■ **What is expected**
Check each line of the material below, and copy it if it holds the string "must".

■ **Dataset records**
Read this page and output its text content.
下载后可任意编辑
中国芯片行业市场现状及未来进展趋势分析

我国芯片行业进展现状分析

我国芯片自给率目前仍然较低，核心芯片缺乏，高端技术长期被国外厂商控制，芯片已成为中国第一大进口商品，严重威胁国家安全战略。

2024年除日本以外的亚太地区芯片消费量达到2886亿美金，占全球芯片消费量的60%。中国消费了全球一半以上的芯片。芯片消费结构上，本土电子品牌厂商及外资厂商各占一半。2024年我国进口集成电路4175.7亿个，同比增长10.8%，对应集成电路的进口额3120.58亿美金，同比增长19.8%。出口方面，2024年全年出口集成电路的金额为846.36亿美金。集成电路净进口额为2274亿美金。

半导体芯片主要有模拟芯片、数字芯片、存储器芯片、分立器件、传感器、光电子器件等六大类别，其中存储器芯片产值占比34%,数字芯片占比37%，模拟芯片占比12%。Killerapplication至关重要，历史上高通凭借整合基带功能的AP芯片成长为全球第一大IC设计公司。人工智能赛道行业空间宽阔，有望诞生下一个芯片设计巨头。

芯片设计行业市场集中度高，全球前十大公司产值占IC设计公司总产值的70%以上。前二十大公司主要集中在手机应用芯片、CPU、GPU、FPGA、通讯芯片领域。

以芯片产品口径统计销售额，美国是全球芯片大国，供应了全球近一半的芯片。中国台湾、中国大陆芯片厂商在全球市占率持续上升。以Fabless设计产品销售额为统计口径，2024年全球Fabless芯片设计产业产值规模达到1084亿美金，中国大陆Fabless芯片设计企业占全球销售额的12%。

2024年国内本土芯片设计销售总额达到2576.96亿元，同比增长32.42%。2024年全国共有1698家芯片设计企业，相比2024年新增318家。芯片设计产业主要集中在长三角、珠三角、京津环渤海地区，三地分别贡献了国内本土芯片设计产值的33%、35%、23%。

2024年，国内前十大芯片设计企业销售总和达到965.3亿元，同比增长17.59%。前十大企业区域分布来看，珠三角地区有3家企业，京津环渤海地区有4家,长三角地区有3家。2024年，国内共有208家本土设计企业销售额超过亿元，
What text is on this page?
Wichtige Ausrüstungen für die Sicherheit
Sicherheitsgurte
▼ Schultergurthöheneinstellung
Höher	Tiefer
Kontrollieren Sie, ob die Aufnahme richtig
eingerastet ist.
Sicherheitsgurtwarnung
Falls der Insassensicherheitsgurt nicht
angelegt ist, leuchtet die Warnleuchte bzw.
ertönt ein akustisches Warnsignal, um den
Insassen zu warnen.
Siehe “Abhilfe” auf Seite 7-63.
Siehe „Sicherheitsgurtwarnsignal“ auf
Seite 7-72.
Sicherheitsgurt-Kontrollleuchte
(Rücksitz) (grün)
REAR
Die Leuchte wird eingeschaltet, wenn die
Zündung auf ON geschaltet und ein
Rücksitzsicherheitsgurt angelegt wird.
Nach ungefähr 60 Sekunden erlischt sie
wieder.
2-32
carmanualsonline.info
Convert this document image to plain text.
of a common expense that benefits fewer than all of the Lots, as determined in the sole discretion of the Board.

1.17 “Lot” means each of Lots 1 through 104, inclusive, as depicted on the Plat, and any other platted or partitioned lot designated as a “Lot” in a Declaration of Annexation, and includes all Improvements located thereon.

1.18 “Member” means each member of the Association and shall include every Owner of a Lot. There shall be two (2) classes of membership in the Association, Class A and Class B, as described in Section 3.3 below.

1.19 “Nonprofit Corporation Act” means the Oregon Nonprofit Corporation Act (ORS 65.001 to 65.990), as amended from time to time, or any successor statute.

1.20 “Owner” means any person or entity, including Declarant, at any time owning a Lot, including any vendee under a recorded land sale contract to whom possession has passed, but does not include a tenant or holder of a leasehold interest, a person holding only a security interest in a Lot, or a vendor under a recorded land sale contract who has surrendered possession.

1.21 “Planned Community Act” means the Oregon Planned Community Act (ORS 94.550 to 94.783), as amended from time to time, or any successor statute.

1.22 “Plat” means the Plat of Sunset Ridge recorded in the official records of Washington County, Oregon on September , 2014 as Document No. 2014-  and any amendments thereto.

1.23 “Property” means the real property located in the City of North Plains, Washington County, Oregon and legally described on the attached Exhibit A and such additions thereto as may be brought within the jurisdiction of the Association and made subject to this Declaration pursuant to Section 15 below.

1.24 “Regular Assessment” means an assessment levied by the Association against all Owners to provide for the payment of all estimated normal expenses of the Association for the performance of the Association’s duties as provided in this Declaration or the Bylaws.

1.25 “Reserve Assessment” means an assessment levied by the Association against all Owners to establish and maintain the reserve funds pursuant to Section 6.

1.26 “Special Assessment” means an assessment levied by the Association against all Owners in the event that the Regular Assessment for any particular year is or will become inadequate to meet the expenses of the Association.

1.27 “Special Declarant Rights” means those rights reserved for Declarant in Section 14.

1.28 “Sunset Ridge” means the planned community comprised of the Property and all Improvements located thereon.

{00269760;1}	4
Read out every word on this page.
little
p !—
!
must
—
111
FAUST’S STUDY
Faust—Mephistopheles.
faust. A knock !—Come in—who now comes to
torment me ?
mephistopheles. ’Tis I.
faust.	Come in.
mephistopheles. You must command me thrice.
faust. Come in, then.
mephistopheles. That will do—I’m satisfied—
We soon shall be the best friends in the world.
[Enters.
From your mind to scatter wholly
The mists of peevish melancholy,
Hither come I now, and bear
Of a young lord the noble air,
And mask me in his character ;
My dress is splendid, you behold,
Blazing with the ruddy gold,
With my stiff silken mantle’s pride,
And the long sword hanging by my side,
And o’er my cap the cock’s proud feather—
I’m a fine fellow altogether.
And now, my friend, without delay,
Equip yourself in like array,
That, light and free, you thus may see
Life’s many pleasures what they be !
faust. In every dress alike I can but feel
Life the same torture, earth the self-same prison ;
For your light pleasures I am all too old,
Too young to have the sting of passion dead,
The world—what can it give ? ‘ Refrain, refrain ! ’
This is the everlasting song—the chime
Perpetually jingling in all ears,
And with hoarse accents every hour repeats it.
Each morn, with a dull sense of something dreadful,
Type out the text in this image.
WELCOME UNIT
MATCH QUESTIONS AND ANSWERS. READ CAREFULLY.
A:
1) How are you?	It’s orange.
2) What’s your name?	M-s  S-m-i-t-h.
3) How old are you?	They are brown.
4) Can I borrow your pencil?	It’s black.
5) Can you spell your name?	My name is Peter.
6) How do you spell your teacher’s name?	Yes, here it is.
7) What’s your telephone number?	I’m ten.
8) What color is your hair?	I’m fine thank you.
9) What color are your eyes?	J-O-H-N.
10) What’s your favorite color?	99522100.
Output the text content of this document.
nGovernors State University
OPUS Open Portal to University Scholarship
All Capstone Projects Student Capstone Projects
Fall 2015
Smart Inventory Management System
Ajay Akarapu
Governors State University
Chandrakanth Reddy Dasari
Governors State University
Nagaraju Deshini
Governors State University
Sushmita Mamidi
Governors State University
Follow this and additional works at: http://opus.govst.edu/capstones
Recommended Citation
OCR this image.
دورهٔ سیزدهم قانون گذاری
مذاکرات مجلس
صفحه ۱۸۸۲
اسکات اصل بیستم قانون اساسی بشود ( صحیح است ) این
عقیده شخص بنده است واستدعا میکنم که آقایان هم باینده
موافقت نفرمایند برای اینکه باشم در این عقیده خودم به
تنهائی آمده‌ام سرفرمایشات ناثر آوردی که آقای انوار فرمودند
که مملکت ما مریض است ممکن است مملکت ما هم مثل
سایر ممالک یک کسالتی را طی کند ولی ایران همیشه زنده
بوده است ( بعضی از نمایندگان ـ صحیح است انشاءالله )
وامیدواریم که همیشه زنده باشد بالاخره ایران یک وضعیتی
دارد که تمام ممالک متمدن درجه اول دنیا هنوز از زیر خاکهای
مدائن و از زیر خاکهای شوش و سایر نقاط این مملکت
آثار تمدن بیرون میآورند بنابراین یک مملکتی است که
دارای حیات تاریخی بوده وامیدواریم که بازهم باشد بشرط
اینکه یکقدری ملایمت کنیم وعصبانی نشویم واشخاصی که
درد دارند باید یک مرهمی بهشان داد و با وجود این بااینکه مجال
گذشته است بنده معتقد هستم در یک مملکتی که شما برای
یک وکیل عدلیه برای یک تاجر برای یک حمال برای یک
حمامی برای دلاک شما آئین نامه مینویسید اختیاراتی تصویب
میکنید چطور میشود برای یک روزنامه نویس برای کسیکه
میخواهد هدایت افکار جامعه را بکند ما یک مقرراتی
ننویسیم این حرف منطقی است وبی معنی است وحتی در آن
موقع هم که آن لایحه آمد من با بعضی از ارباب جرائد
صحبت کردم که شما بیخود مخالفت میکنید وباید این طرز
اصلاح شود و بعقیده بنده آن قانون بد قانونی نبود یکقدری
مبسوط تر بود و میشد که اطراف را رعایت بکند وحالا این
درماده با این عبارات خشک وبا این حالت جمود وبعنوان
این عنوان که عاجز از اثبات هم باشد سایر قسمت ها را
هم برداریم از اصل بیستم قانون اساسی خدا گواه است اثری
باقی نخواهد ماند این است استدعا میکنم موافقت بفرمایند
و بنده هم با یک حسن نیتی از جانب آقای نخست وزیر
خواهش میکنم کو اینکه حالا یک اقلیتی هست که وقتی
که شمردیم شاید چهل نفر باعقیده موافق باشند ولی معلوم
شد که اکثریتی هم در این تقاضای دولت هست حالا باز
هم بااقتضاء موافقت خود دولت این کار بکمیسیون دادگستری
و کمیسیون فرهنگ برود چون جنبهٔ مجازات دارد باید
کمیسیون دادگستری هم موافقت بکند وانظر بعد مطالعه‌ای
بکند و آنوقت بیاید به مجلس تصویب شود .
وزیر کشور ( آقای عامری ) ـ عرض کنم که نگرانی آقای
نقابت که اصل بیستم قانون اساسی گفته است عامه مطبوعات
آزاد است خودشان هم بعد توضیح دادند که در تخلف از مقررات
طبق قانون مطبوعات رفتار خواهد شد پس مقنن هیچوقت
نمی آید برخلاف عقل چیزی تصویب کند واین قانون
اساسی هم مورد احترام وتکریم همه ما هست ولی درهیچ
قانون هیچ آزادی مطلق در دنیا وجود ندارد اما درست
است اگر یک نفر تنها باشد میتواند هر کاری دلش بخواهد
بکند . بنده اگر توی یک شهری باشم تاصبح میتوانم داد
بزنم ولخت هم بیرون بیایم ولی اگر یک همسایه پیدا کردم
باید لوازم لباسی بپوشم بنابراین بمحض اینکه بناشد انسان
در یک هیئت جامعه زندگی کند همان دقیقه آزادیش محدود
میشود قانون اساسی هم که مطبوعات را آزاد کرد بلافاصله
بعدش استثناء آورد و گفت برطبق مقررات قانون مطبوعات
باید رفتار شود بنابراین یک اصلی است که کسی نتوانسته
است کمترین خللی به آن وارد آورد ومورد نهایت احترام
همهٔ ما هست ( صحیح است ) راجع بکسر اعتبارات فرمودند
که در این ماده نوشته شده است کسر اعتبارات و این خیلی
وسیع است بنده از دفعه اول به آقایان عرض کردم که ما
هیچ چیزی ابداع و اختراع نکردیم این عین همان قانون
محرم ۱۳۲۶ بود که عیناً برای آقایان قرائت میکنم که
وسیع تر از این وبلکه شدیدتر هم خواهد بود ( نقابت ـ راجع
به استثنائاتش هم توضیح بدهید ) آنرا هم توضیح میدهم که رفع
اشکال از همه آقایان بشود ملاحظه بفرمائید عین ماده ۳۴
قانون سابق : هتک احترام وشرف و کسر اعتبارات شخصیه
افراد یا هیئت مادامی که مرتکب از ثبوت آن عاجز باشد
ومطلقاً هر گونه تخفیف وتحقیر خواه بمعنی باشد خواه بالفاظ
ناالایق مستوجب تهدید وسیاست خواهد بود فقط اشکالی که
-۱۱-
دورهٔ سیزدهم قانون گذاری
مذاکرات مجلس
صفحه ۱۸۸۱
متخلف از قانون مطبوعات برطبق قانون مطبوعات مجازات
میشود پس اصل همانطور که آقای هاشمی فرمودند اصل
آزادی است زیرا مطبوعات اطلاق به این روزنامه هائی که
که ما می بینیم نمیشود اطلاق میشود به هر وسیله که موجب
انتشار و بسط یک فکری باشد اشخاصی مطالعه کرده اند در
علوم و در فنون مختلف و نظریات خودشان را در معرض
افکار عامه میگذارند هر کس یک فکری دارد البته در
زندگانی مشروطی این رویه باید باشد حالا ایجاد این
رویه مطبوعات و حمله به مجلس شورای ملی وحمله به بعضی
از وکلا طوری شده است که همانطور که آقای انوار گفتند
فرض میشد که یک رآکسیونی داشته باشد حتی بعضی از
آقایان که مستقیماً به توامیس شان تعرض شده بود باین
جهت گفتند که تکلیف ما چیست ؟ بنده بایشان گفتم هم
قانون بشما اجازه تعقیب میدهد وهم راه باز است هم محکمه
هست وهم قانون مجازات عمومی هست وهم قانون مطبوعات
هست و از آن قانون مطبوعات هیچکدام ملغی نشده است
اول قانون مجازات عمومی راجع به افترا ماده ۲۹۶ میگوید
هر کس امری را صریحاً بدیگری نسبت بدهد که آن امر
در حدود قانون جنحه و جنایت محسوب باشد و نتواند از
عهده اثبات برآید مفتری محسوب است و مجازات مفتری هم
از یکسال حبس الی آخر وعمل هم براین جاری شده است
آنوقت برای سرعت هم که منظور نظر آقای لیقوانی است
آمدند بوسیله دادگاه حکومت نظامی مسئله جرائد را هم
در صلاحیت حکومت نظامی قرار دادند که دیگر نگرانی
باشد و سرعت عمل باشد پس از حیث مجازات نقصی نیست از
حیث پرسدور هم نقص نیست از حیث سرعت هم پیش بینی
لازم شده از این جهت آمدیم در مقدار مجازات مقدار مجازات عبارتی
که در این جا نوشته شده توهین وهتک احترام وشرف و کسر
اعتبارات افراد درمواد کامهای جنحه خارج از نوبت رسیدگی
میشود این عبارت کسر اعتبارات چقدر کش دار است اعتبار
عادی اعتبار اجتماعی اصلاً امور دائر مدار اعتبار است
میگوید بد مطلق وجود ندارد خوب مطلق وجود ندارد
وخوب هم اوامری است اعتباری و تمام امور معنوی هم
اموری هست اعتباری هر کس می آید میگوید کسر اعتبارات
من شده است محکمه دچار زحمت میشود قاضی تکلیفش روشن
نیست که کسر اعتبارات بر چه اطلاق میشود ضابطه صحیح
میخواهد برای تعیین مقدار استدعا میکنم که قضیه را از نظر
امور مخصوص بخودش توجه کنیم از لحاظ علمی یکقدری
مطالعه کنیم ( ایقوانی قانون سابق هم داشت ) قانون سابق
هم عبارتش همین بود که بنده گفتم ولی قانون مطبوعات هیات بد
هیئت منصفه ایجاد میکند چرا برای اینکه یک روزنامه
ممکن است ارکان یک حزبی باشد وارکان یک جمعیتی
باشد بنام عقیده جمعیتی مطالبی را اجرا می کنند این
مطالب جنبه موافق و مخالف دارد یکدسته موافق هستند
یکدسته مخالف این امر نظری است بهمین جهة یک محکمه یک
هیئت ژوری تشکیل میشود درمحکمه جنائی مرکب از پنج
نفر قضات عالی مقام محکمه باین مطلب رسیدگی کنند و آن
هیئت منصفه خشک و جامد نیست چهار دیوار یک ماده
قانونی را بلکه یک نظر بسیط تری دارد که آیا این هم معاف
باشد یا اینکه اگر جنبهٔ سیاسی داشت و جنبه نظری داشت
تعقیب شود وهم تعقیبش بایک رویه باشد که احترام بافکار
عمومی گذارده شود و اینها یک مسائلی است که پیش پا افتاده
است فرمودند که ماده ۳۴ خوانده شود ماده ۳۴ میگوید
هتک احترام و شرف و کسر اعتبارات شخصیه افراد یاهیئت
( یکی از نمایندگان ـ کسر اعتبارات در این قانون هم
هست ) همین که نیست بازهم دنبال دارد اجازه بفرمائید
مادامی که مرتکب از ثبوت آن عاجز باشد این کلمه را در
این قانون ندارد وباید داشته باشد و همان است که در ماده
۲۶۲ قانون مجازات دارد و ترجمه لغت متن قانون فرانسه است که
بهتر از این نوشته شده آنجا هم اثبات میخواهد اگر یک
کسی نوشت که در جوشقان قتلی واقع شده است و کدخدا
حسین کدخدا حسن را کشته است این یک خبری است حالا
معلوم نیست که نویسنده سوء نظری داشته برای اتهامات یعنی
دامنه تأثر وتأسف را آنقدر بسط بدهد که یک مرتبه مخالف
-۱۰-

■ **Written answer**
must
mephistopheles. You must command me thrice.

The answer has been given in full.